---------- Record set

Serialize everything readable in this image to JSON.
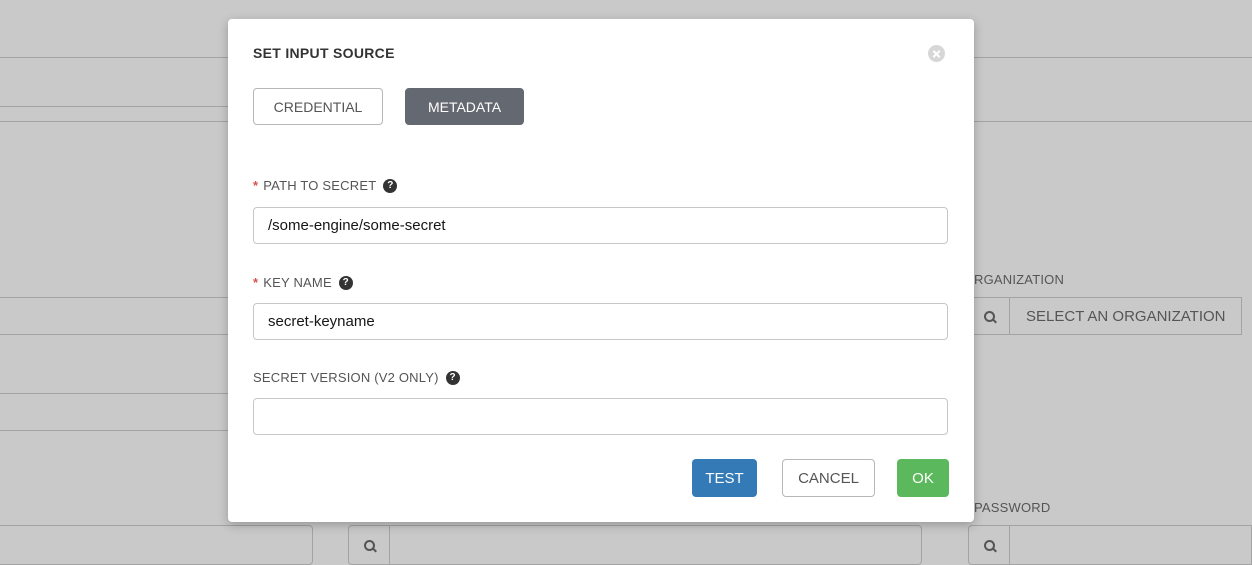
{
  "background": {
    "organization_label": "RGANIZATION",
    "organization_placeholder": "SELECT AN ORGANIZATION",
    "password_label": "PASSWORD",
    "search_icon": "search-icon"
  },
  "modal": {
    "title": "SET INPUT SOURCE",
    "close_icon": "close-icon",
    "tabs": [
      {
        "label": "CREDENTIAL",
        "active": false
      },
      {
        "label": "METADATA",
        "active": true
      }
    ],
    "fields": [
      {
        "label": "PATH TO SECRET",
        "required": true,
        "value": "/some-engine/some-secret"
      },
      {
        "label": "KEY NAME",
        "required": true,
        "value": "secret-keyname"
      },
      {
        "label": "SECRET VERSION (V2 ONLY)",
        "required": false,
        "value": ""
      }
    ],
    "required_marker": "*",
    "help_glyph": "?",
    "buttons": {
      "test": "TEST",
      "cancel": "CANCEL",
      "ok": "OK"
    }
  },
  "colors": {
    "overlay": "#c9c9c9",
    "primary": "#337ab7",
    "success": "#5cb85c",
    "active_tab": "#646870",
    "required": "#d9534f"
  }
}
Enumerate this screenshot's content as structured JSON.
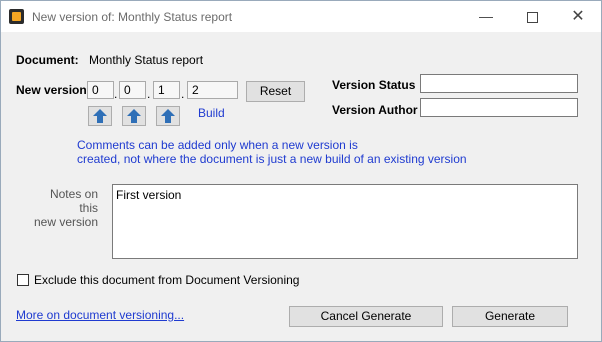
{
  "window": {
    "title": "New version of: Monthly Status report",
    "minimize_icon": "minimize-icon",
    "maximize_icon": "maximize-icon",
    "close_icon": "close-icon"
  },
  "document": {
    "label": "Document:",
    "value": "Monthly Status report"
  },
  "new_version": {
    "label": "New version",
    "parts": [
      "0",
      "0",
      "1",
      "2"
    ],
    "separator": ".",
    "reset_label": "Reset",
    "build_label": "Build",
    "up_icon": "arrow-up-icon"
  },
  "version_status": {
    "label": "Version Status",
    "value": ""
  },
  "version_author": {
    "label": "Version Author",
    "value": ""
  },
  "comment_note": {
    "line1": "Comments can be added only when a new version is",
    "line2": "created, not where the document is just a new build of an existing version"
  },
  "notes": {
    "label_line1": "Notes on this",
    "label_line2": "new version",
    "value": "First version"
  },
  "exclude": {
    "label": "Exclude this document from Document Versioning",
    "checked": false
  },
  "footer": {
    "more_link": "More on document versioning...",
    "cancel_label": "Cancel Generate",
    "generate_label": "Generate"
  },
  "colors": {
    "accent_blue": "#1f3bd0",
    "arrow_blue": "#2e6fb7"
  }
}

--------------------

• _Exercise directions_: Give the material again exactly as it is, but keep the pictures out.

• _Answer to this problem_:
Serialize everything readable in this image to JSON.
{
  "background": {
    "organization_label": "RGANIZATION",
    "organization_placeholder": "SELECT AN ORGANIZATION",
    "password_label": "PASSWORD",
    "search_icon": "search-icon"
  },
  "modal": {
    "title": "SET INPUT SOURCE",
    "close_icon": "close-icon",
    "tabs": [
      {
        "label": "CREDENTIAL",
        "active": false
      },
      {
        "label": "METADATA",
        "active": true
      }
    ],
    "fields": [
      {
        "label": "PATH TO SECRET",
        "required": true,
        "value": "/some-engine/some-secret"
      },
      {
        "label": "KEY NAME",
        "required": true,
        "value": "secret-keyname"
      },
      {
        "label": "SECRET VERSION (V2 ONLY)",
        "required": false,
        "value": ""
      }
    ],
    "required_marker": "*",
    "help_glyph": "?",
    "buttons": {
      "test": "TEST",
      "cancel": "CANCEL",
      "ok": "OK"
    }
  },
  "colors": {
    "overlay": "#c9c9c9",
    "primary": "#337ab7",
    "success": "#5cb85c",
    "active_tab": "#646870",
    "required": "#d9534f"
  }
}
Enumerate this screenshot's content as structured JSON.
{
  "window": {
    "title": "New version of: Monthly Status report",
    "minimize_icon": "minimize-icon",
    "maximize_icon": "maximize-icon",
    "close_icon": "close-icon"
  },
  "document": {
    "label": "Document:",
    "value": "Monthly Status report"
  },
  "new_version": {
    "label": "New version",
    "parts": [
      "0",
      "0",
      "1",
      "2"
    ],
    "separator": ".",
    "reset_label": "Reset",
    "build_label": "Build",
    "up_icon": "arrow-up-icon"
  },
  "version_status": {
    "label": "Version Status",
    "value": ""
  },
  "version_author": {
    "label": "Version Author",
    "value": ""
  },
  "comment_note": {
    "line1": "Comments can be added only when a new version is",
    "line2": "created, not where the document is just a new build of an existing version"
  },
  "notes": {
    "label_line1": "Notes on this",
    "label_line2": "new version",
    "value": "First version"
  },
  "exclude": {
    "label": "Exclude this document from Document Versioning",
    "checked": false
  },
  "footer": {
    "more_link": "More on document versioning...",
    "cancel_label": "Cancel Generate",
    "generate_label": "Generate"
  },
  "colors": {
    "accent_blue": "#1f3bd0",
    "arrow_blue": "#2e6fb7"
  }
}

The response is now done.